### DATASET CONTENT
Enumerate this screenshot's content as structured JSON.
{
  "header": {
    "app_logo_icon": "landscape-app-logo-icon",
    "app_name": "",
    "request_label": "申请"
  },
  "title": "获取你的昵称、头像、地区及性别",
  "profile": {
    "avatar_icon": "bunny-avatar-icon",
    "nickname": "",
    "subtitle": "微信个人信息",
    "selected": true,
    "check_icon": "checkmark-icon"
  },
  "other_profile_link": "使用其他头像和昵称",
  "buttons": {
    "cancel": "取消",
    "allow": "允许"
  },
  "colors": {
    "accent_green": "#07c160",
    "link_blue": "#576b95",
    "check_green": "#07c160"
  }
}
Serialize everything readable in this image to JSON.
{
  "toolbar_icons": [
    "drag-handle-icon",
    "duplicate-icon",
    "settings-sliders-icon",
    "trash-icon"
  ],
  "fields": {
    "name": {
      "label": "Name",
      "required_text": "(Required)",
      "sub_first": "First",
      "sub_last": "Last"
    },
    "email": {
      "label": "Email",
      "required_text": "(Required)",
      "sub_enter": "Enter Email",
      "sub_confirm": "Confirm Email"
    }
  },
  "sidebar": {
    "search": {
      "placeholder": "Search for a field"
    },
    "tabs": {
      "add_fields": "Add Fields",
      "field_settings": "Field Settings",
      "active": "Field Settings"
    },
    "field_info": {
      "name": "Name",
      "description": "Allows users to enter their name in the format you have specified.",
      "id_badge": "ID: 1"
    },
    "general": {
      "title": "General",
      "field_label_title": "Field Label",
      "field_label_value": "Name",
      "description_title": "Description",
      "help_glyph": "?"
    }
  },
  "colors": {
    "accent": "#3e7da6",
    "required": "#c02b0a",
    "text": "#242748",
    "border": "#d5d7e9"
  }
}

### PROBLEM REQUIREMENTS
Each entry above is to be printed again exactly.

### ANSWER FOR THE TASK
Enumerate this screenshot's content as structured JSON.
{
  "header": {
    "app_logo_icon": "landscape-app-logo-icon",
    "app_name": "",
    "request_label": "申请"
  },
  "title": "获取你的昵称、头像、地区及性别",
  "profile": {
    "avatar_icon": "bunny-avatar-icon",
    "nickname": "",
    "subtitle": "微信个人信息",
    "selected": true,
    "check_icon": "checkmark-icon"
  },
  "other_profile_link": "使用其他头像和昵称",
  "buttons": {
    "cancel": "取消",
    "allow": "允许"
  },
  "colors": {
    "accent_green": "#07c160",
    "link_blue": "#576b95",
    "check_green": "#07c160"
  }
}
Serialize everything readable in this image to JSON.
{
  "toolbar_icons": [
    "drag-handle-icon",
    "duplicate-icon",
    "settings-sliders-icon",
    "trash-icon"
  ],
  "fields": {
    "name": {
      "label": "Name",
      "required_text": "(Required)",
      "sub_first": "First",
      "sub_last": "Last"
    },
    "email": {
      "label": "Email",
      "required_text": "(Required)",
      "sub_enter": "Enter Email",
      "sub_confirm": "Confirm Email"
    }
  },
  "sidebar": {
    "search": {
      "placeholder": "Search for a field"
    },
    "tabs": {
      "add_fields": "Add Fields",
      "field_settings": "Field Settings",
      "active": "Field Settings"
    },
    "field_info": {
      "name": "Name",
      "description": "Allows users to enter their name in the format you have specified.",
      "id_badge": "ID: 1"
    },
    "general": {
      "title": "General",
      "field_label_title": "Field Label",
      "field_label_value": "Name",
      "description_title": "Description",
      "help_glyph": "?"
    }
  },
  "colors": {
    "accent": "#3e7da6",
    "required": "#c02b0a",
    "text": "#242748",
    "border": "#d5d7e9"
  }
}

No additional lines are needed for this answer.